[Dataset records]
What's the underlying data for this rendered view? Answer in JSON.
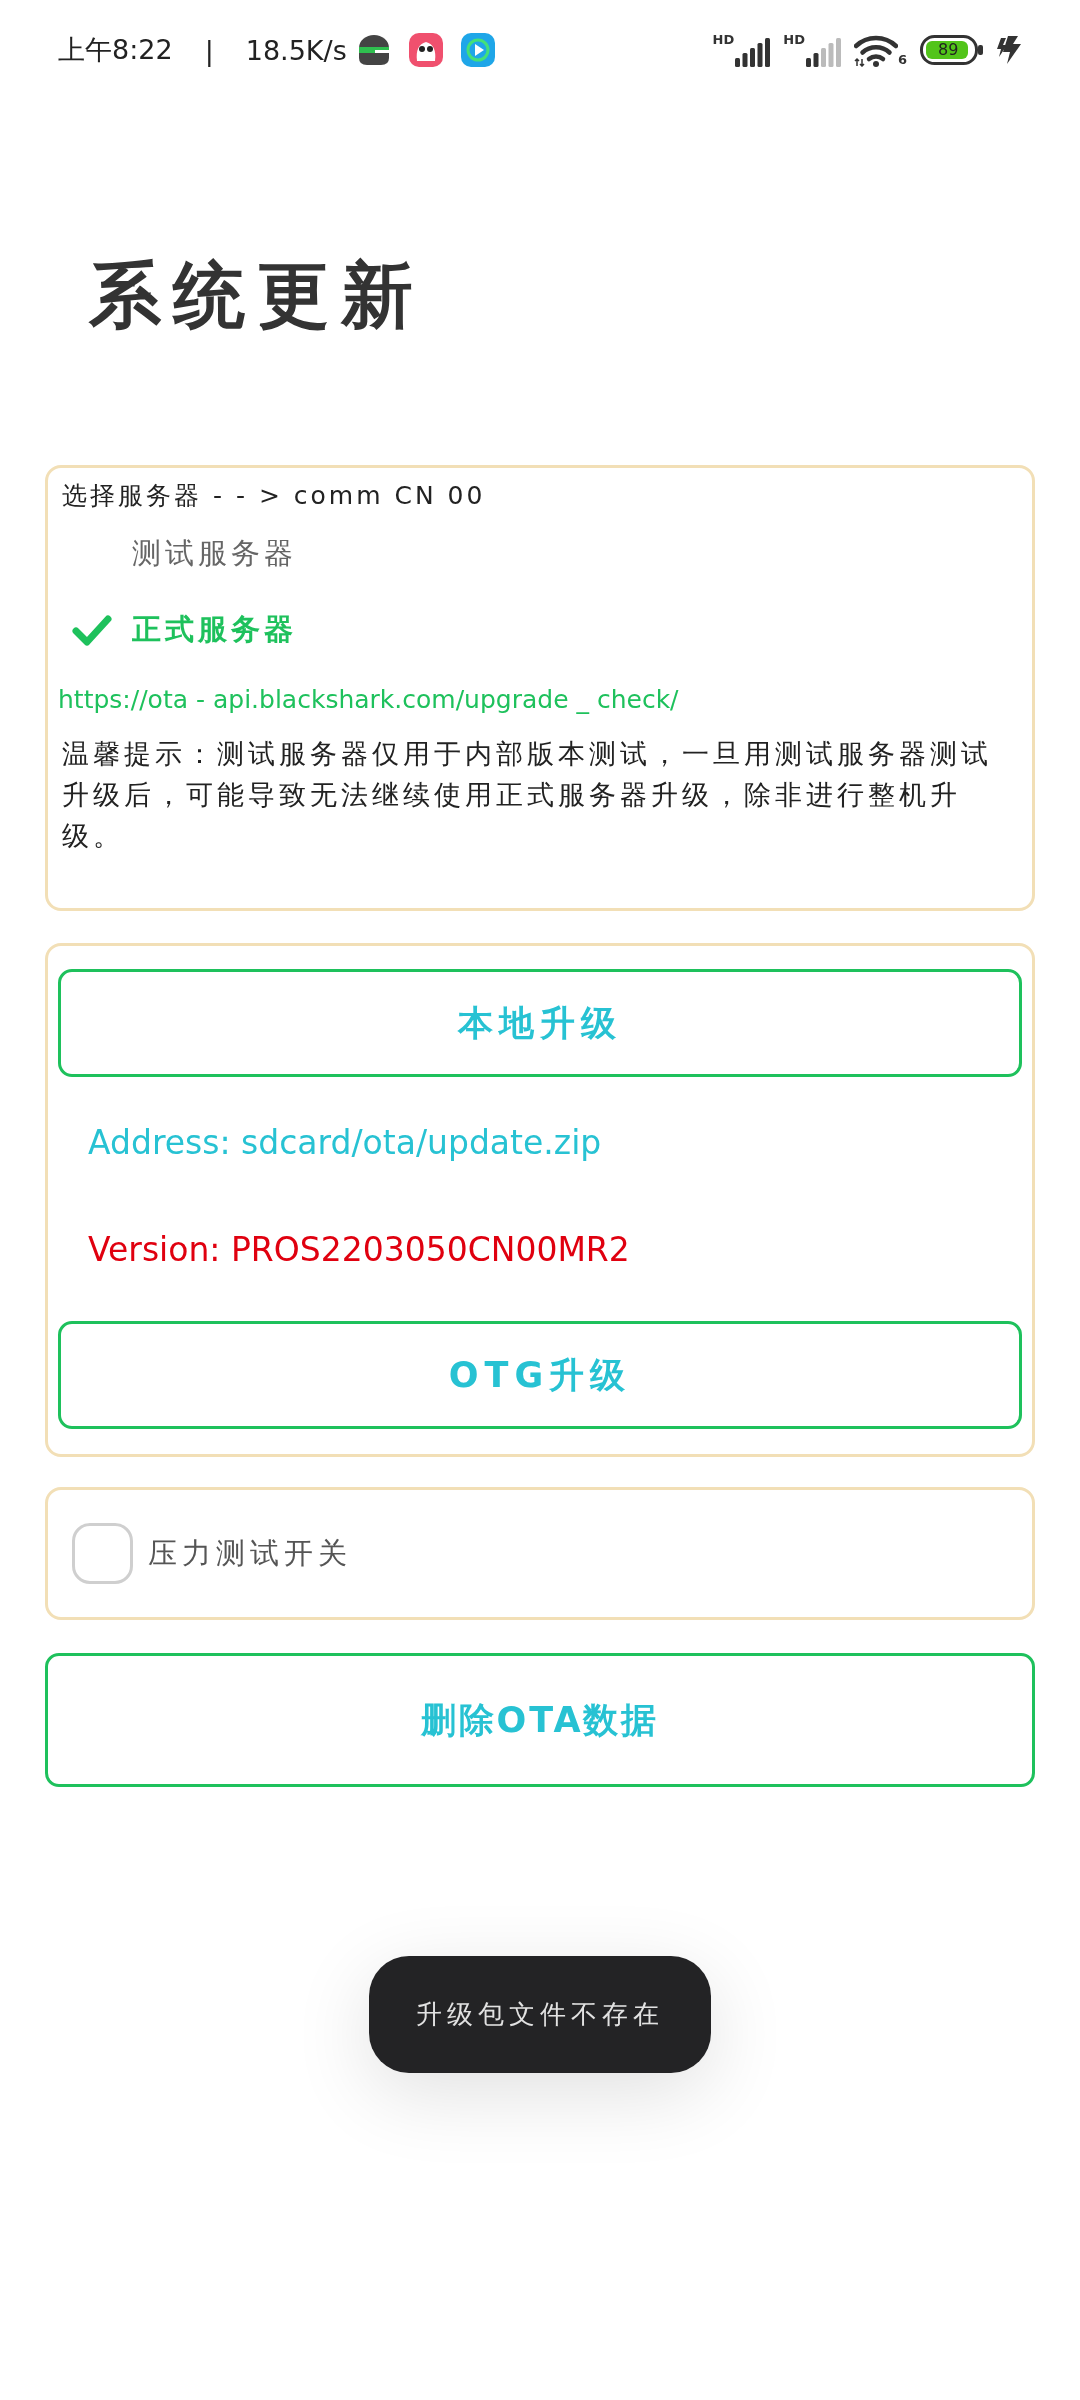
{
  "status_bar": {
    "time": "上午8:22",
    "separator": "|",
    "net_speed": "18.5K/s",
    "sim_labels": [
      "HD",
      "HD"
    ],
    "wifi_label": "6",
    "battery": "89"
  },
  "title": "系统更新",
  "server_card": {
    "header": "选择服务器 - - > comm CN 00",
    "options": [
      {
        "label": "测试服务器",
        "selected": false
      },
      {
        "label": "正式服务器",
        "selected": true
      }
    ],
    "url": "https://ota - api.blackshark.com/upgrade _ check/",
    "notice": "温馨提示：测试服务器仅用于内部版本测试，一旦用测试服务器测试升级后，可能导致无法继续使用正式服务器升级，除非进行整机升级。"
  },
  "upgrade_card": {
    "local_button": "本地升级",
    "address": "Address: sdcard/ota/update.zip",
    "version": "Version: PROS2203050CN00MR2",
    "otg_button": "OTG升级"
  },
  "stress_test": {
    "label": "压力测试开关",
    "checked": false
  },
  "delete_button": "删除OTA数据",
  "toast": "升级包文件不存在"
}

■ **STATED TASK**:
Word for word, quote the full listing, omitting every picture.

■ **COMPLETED TASK**:
What's the underlying data for this rendered view? Answer in JSON.
{
  "status_bar": {
    "time": "上午8:22",
    "separator": "|",
    "net_speed": "18.5K/s",
    "sim_labels": [
      "HD",
      "HD"
    ],
    "wifi_label": "6",
    "battery": "89"
  },
  "title": "系统更新",
  "server_card": {
    "header": "选择服务器 - - > comm CN 00",
    "options": [
      {
        "label": "测试服务器",
        "selected": false
      },
      {
        "label": "正式服务器",
        "selected": true
      }
    ],
    "url": "https://ota - api.blackshark.com/upgrade _ check/",
    "notice": "温馨提示：测试服务器仅用于内部版本测试，一旦用测试服务器测试升级后，可能导致无法继续使用正式服务器升级，除非进行整机升级。"
  },
  "upgrade_card": {
    "local_button": "本地升级",
    "address": "Address: sdcard/ota/update.zip",
    "version": "Version: PROS2203050CN00MR2",
    "otg_button": "OTG升级"
  },
  "stress_test": {
    "label": "压力测试开关",
    "checked": false
  },
  "delete_button": "删除OTA数据",
  "toast": "升级包文件不存在"
}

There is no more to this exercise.